Directive :: Below are some records; repeat them all exactly, minus the pictures.

Records provided ::

==================================================

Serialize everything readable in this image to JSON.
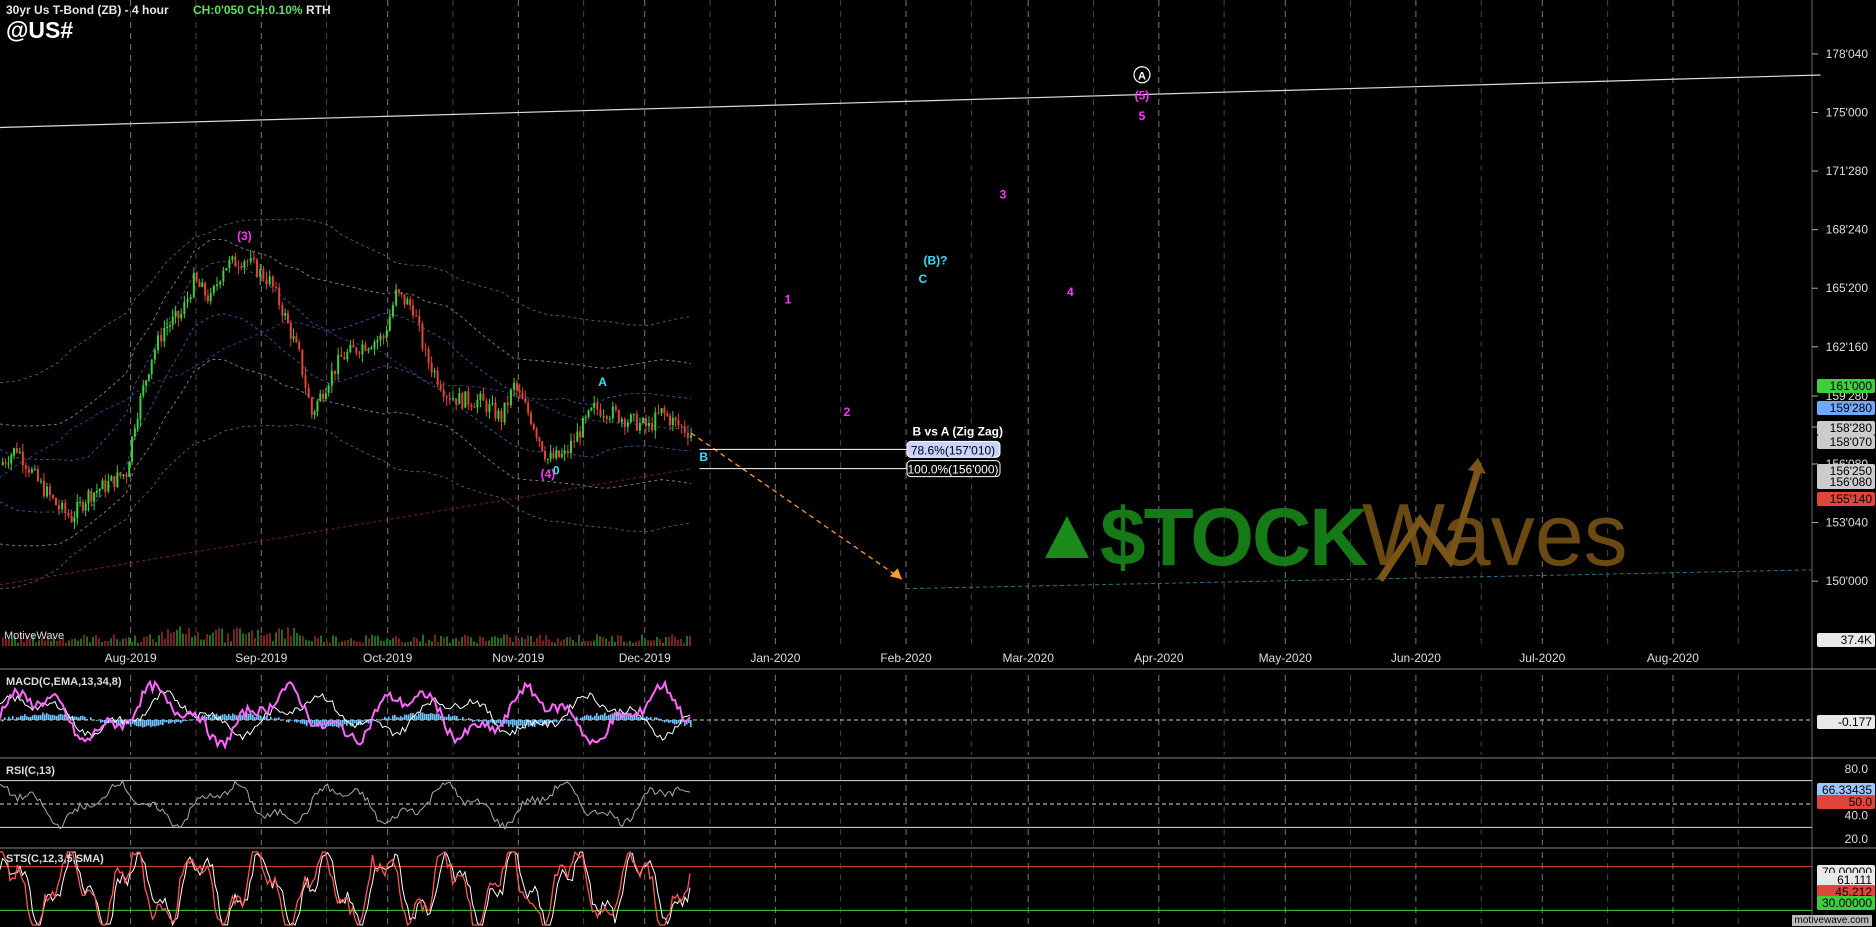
{
  "header": {
    "title": "30yr Us T-Bond (ZB) - 4 hour",
    "change": "CH:0'050 CH:0.10%",
    "session": "RTH",
    "symbol": "@US#"
  },
  "brand": "MotiveWave",
  "watermark": "motivewave.com",
  "logo_text": "$TOCKWaves",
  "colors": {
    "background": "#000000",
    "grid": "#444444",
    "up_candle": "#3ecf3e",
    "down_candle": "#e0453a",
    "wave_magenta": "#ff33ff",
    "wave_cyan": "#33e0ff",
    "fib_line": "#ffffff",
    "projection_arrow": "#ff9a2e",
    "macd_line": "#ff66ff",
    "macd_signal": "#ffffff",
    "macd_hist": "#6fc6ff",
    "rsi_line": "#aaaaaa",
    "stoch_k": "#ff5555",
    "stoch_d": "#ffffff"
  },
  "chart_data": [
    {
      "type": "line",
      "panel": "price",
      "description_scale": "price in points'32nds",
      "x_ticks": [
        "Aug-2019",
        "Sep-2019",
        "Oct-2019",
        "Nov-2019",
        "Dec-2019",
        "Jan-2020",
        "Feb-2020",
        "Mar-2020",
        "Apr-2020",
        "May-2020",
        "Jun-2020",
        "Jul-2020",
        "Aug-2020"
      ],
      "y_ticks": [
        "178'040",
        "175'000",
        "171'280",
        "168'240",
        "165'200",
        "162'160",
        "159'280",
        "158'070",
        "156'080",
        "153'040",
        "150'000"
      ],
      "y_tick_values": [
        178.125,
        175.0,
        171.875,
        168.75,
        165.625,
        162.5,
        159.875,
        158.22,
        156.25,
        153.125,
        150.0
      ],
      "ylim": [
        147.5,
        181.0
      ],
      "price_series": [
        {
          "date": "2019-07-01",
          "value": 156.2
        },
        {
          "date": "2019-07-05",
          "value": 157.1
        },
        {
          "date": "2019-07-10",
          "value": 155.3
        },
        {
          "date": "2019-07-15",
          "value": 153.9
        },
        {
          "date": "2019-07-18",
          "value": 153.4
        },
        {
          "date": "2019-07-22",
          "value": 154.6
        },
        {
          "date": "2019-07-26",
          "value": 155.1
        },
        {
          "date": "2019-07-31",
          "value": 155.8
        },
        {
          "date": "2019-08-02",
          "value": 158.5
        },
        {
          "date": "2019-08-06",
          "value": 162.0
        },
        {
          "date": "2019-08-09",
          "value": 163.5
        },
        {
          "date": "2019-08-13",
          "value": 164.2
        },
        {
          "date": "2019-08-16",
          "value": 166.0
        },
        {
          "date": "2019-08-20",
          "value": 165.0
        },
        {
          "date": "2019-08-23",
          "value": 166.8
        },
        {
          "date": "2019-08-28",
          "value": 167.2
        },
        {
          "date": "2019-09-03",
          "value": 166.0
        },
        {
          "date": "2019-09-06",
          "value": 164.5
        },
        {
          "date": "2019-09-10",
          "value": 162.0
        },
        {
          "date": "2019-09-13",
          "value": 158.9
        },
        {
          "date": "2019-09-17",
          "value": 160.8
        },
        {
          "date": "2019-09-20",
          "value": 161.9
        },
        {
          "date": "2019-09-25",
          "value": 162.6
        },
        {
          "date": "2019-09-30",
          "value": 163.0
        },
        {
          "date": "2019-10-03",
          "value": 165.3
        },
        {
          "date": "2019-10-07",
          "value": 164.6
        },
        {
          "date": "2019-10-10",
          "value": 162.0
        },
        {
          "date": "2019-10-15",
          "value": 160.0
        },
        {
          "date": "2019-10-18",
          "value": 159.7
        },
        {
          "date": "2019-10-23",
          "value": 159.6
        },
        {
          "date": "2019-10-28",
          "value": 158.7
        },
        {
          "date": "2019-10-31",
          "value": 160.4
        },
        {
          "date": "2019-11-04",
          "value": 158.7
        },
        {
          "date": "2019-11-08",
          "value": 156.5
        },
        {
          "date": "2019-11-12",
          "value": 156.7
        },
        {
          "date": "2019-11-15",
          "value": 157.8
        },
        {
          "date": "2019-11-19",
          "value": 159.2
        },
        {
          "date": "2019-11-22",
          "value": 159.1
        },
        {
          "date": "2019-11-27",
          "value": 158.6
        },
        {
          "date": "2019-12-02",
          "value": 158.2
        },
        {
          "date": "2019-12-05",
          "value": 159.0
        },
        {
          "date": "2019-12-09",
          "value": 158.3
        },
        {
          "date": "2019-12-12",
          "value": 157.9
        }
      ],
      "current_price_labels": [
        {
          "text": "161'000",
          "color": "#3ecf3e"
        },
        {
          "text": "159'280",
          "color": "#6fa8ff"
        },
        {
          "text": "158'280",
          "color": "#cccccc"
        },
        {
          "text": "158'070",
          "color": "#cccccc"
        },
        {
          "text": "156'250",
          "color": "#cccccc"
        },
        {
          "text": "156'080",
          "color": "#cccccc"
        },
        {
          "text": "155'140",
          "color": "#e0453a"
        }
      ],
      "volume_label": "37.4K",
      "wave_labels": [
        {
          "text": "(3)",
          "color": "magenta",
          "date": "2019-08-28",
          "value": 168.2
        },
        {
          "text": "(4)",
          "color": "magenta",
          "date": "2019-11-08",
          "value": 155.5
        },
        {
          "text": "0",
          "color": "cyan",
          "date": "2019-11-10",
          "value": 155.7
        },
        {
          "text": "A",
          "color": "cyan",
          "date": "2019-11-21",
          "value": 160.4
        },
        {
          "text": "B",
          "color": "cyan",
          "date": "2019-12-15",
          "value": 156.4
        },
        {
          "text": "1",
          "color": "magenta",
          "date": "2020-01-04",
          "value": 164.8
        },
        {
          "text": "2",
          "color": "magenta",
          "date": "2020-01-18",
          "value": 158.8
        },
        {
          "text": "C",
          "color": "cyan",
          "date": "2020-02-05",
          "value": 165.9
        },
        {
          "text": "(B)?",
          "color": "cyan",
          "date": "2020-02-08",
          "value": 166.9
        },
        {
          "text": "3",
          "color": "magenta",
          "date": "2020-02-24",
          "value": 170.4
        },
        {
          "text": "4",
          "color": "magenta",
          "date": "2020-03-11",
          "value": 165.2
        },
        {
          "text": "(A)",
          "color": "white",
          "date": "2020-03-28",
          "value": 176.8
        },
        {
          "text": "(5)",
          "color": "magenta",
          "date": "2020-03-28",
          "value": 175.7
        },
        {
          "text": "5",
          "color": "magenta",
          "date": "2020-03-28",
          "value": 174.6
        }
      ],
      "fib_title": "B vs A (Zig Zag)",
      "fib_levels": [
        {
          "label": "78.6%(157'010)",
          "value": 157.03,
          "style": "filled"
        },
        {
          "label": "100.0%(156'000)",
          "value": 156.0,
          "style": "outline"
        }
      ],
      "projection": {
        "from": {
          "date": "2019-12-12",
          "value": 157.9
        },
        "to": {
          "date": "2020-01-31",
          "value": 150.1
        }
      },
      "trendline": {
        "from": {
          "date": "2019-07-01",
          "value": 174.2
        },
        "to": {
          "date": "2020-09-05",
          "value": 177.0
        }
      }
    },
    {
      "type": "line",
      "panel": "macd",
      "title": "MACD(C,EMA,13,34,8)",
      "last_value": "-0.177",
      "ylim": [
        -1.6,
        3.2
      ]
    },
    {
      "type": "line",
      "panel": "rsi",
      "title": "RSI(C,13)",
      "y_ticks": [
        "80.0",
        "40.0",
        "20.0"
      ],
      "levels": [
        70,
        50,
        30
      ],
      "last_value": "66.33435",
      "second_value": "50.0",
      "ylim": [
        15,
        85
      ]
    },
    {
      "type": "line",
      "panel": "stoch",
      "title": "STS(C,12,3,5,SMA)",
      "last_values": [
        "70.00000",
        "61.111",
        "45.212",
        "30.00000"
      ],
      "levels": [
        80,
        20
      ],
      "ylim": [
        0,
        100
      ]
    }
  ]
}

==================================================

Answer to this exercise ::
Serialize everything readable in this image to JSON.
{
  "header": {
    "title": "30yr Us T-Bond (ZB) - 4 hour",
    "change": "CH:0'050 CH:0.10%",
    "session": "RTH",
    "symbol": "@US#"
  },
  "brand": "MotiveWave",
  "watermark": "motivewave.com",
  "logo_text": "$TOCKWaves",
  "colors": {
    "background": "#000000",
    "grid": "#444444",
    "up_candle": "#3ecf3e",
    "down_candle": "#e0453a",
    "wave_magenta": "#ff33ff",
    "wave_cyan": "#33e0ff",
    "fib_line": "#ffffff",
    "projection_arrow": "#ff9a2e",
    "macd_line": "#ff66ff",
    "macd_signal": "#ffffff",
    "macd_hist": "#6fc6ff",
    "rsi_line": "#aaaaaa",
    "stoch_k": "#ff5555",
    "stoch_d": "#ffffff"
  },
  "chart_data": [
    {
      "type": "line",
      "panel": "price",
      "description_scale": "price in points'32nds",
      "x_ticks": [
        "Aug-2019",
        "Sep-2019",
        "Oct-2019",
        "Nov-2019",
        "Dec-2019",
        "Jan-2020",
        "Feb-2020",
        "Mar-2020",
        "Apr-2020",
        "May-2020",
        "Jun-2020",
        "Jul-2020",
        "Aug-2020"
      ],
      "y_ticks": [
        "178'040",
        "175'000",
        "171'280",
        "168'240",
        "165'200",
        "162'160",
        "159'280",
        "158'070",
        "156'080",
        "153'040",
        "150'000"
      ],
      "y_tick_values": [
        178.125,
        175.0,
        171.875,
        168.75,
        165.625,
        162.5,
        159.875,
        158.22,
        156.25,
        153.125,
        150.0
      ],
      "ylim": [
        147.5,
        181.0
      ],
      "price_series": [
        {
          "date": "2019-07-01",
          "value": 156.2
        },
        {
          "date": "2019-07-05",
          "value": 157.1
        },
        {
          "date": "2019-07-10",
          "value": 155.3
        },
        {
          "date": "2019-07-15",
          "value": 153.9
        },
        {
          "date": "2019-07-18",
          "value": 153.4
        },
        {
          "date": "2019-07-22",
          "value": 154.6
        },
        {
          "date": "2019-07-26",
          "value": 155.1
        },
        {
          "date": "2019-07-31",
          "value": 155.8
        },
        {
          "date": "2019-08-02",
          "value": 158.5
        },
        {
          "date": "2019-08-06",
          "value": 162.0
        },
        {
          "date": "2019-08-09",
          "value": 163.5
        },
        {
          "date": "2019-08-13",
          "value": 164.2
        },
        {
          "date": "2019-08-16",
          "value": 166.0
        },
        {
          "date": "2019-08-20",
          "value": 165.0
        },
        {
          "date": "2019-08-23",
          "value": 166.8
        },
        {
          "date": "2019-08-28",
          "value": 167.2
        },
        {
          "date": "2019-09-03",
          "value": 166.0
        },
        {
          "date": "2019-09-06",
          "value": 164.5
        },
        {
          "date": "2019-09-10",
          "value": 162.0
        },
        {
          "date": "2019-09-13",
          "value": 158.9
        },
        {
          "date": "2019-09-17",
          "value": 160.8
        },
        {
          "date": "2019-09-20",
          "value": 161.9
        },
        {
          "date": "2019-09-25",
          "value": 162.6
        },
        {
          "date": "2019-09-30",
          "value": 163.0
        },
        {
          "date": "2019-10-03",
          "value": 165.3
        },
        {
          "date": "2019-10-07",
          "value": 164.6
        },
        {
          "date": "2019-10-10",
          "value": 162.0
        },
        {
          "date": "2019-10-15",
          "value": 160.0
        },
        {
          "date": "2019-10-18",
          "value": 159.7
        },
        {
          "date": "2019-10-23",
          "value": 159.6
        },
        {
          "date": "2019-10-28",
          "value": 158.7
        },
        {
          "date": "2019-10-31",
          "value": 160.4
        },
        {
          "date": "2019-11-04",
          "value": 158.7
        },
        {
          "date": "2019-11-08",
          "value": 156.5
        },
        {
          "date": "2019-11-12",
          "value": 156.7
        },
        {
          "date": "2019-11-15",
          "value": 157.8
        },
        {
          "date": "2019-11-19",
          "value": 159.2
        },
        {
          "date": "2019-11-22",
          "value": 159.1
        },
        {
          "date": "2019-11-27",
          "value": 158.6
        },
        {
          "date": "2019-12-02",
          "value": 158.2
        },
        {
          "date": "2019-12-05",
          "value": 159.0
        },
        {
          "date": "2019-12-09",
          "value": 158.3
        },
        {
          "date": "2019-12-12",
          "value": 157.9
        }
      ],
      "current_price_labels": [
        {
          "text": "161'000",
          "color": "#3ecf3e"
        },
        {
          "text": "159'280",
          "color": "#6fa8ff"
        },
        {
          "text": "158'280",
          "color": "#cccccc"
        },
        {
          "text": "158'070",
          "color": "#cccccc"
        },
        {
          "text": "156'250",
          "color": "#cccccc"
        },
        {
          "text": "156'080",
          "color": "#cccccc"
        },
        {
          "text": "155'140",
          "color": "#e0453a"
        }
      ],
      "volume_label": "37.4K",
      "wave_labels": [
        {
          "text": "(3)",
          "color": "magenta",
          "date": "2019-08-28",
          "value": 168.2
        },
        {
          "text": "(4)",
          "color": "magenta",
          "date": "2019-11-08",
          "value": 155.5
        },
        {
          "text": "0",
          "color": "cyan",
          "date": "2019-11-10",
          "value": 155.7
        },
        {
          "text": "A",
          "color": "cyan",
          "date": "2019-11-21",
          "value": 160.4
        },
        {
          "text": "B",
          "color": "cyan",
          "date": "2019-12-15",
          "value": 156.4
        },
        {
          "text": "1",
          "color": "magenta",
          "date": "2020-01-04",
          "value": 164.8
        },
        {
          "text": "2",
          "color": "magenta",
          "date": "2020-01-18",
          "value": 158.8
        },
        {
          "text": "C",
          "color": "cyan",
          "date": "2020-02-05",
          "value": 165.9
        },
        {
          "text": "(B)?",
          "color": "cyan",
          "date": "2020-02-08",
          "value": 166.9
        },
        {
          "text": "3",
          "color": "magenta",
          "date": "2020-02-24",
          "value": 170.4
        },
        {
          "text": "4",
          "color": "magenta",
          "date": "2020-03-11",
          "value": 165.2
        },
        {
          "text": "(A)",
          "color": "white",
          "date": "2020-03-28",
          "value": 176.8
        },
        {
          "text": "(5)",
          "color": "magenta",
          "date": "2020-03-28",
          "value": 175.7
        },
        {
          "text": "5",
          "color": "magenta",
          "date": "2020-03-28",
          "value": 174.6
        }
      ],
      "fib_title": "B vs A (Zig Zag)",
      "fib_levels": [
        {
          "label": "78.6%(157'010)",
          "value": 157.03,
          "style": "filled"
        },
        {
          "label": "100.0%(156'000)",
          "value": 156.0,
          "style": "outline"
        }
      ],
      "projection": {
        "from": {
          "date": "2019-12-12",
          "value": 157.9
        },
        "to": {
          "date": "2020-01-31",
          "value": 150.1
        }
      },
      "trendline": {
        "from": {
          "date": "2019-07-01",
          "value": 174.2
        },
        "to": {
          "date": "2020-09-05",
          "value": 177.0
        }
      }
    },
    {
      "type": "line",
      "panel": "macd",
      "title": "MACD(C,EMA,13,34,8)",
      "last_value": "-0.177",
      "ylim": [
        -1.6,
        3.2
      ]
    },
    {
      "type": "line",
      "panel": "rsi",
      "title": "RSI(C,13)",
      "y_ticks": [
        "80.0",
        "40.0",
        "20.0"
      ],
      "levels": [
        70,
        50,
        30
      ],
      "last_value": "66.33435",
      "second_value": "50.0",
      "ylim": [
        15,
        85
      ]
    },
    {
      "type": "line",
      "panel": "stoch",
      "title": "STS(C,12,3,5,SMA)",
      "last_values": [
        "70.00000",
        "61.111",
        "45.212",
        "30.00000"
      ],
      "levels": [
        80,
        20
      ],
      "ylim": [
        0,
        100
      ]
    }
  ]
}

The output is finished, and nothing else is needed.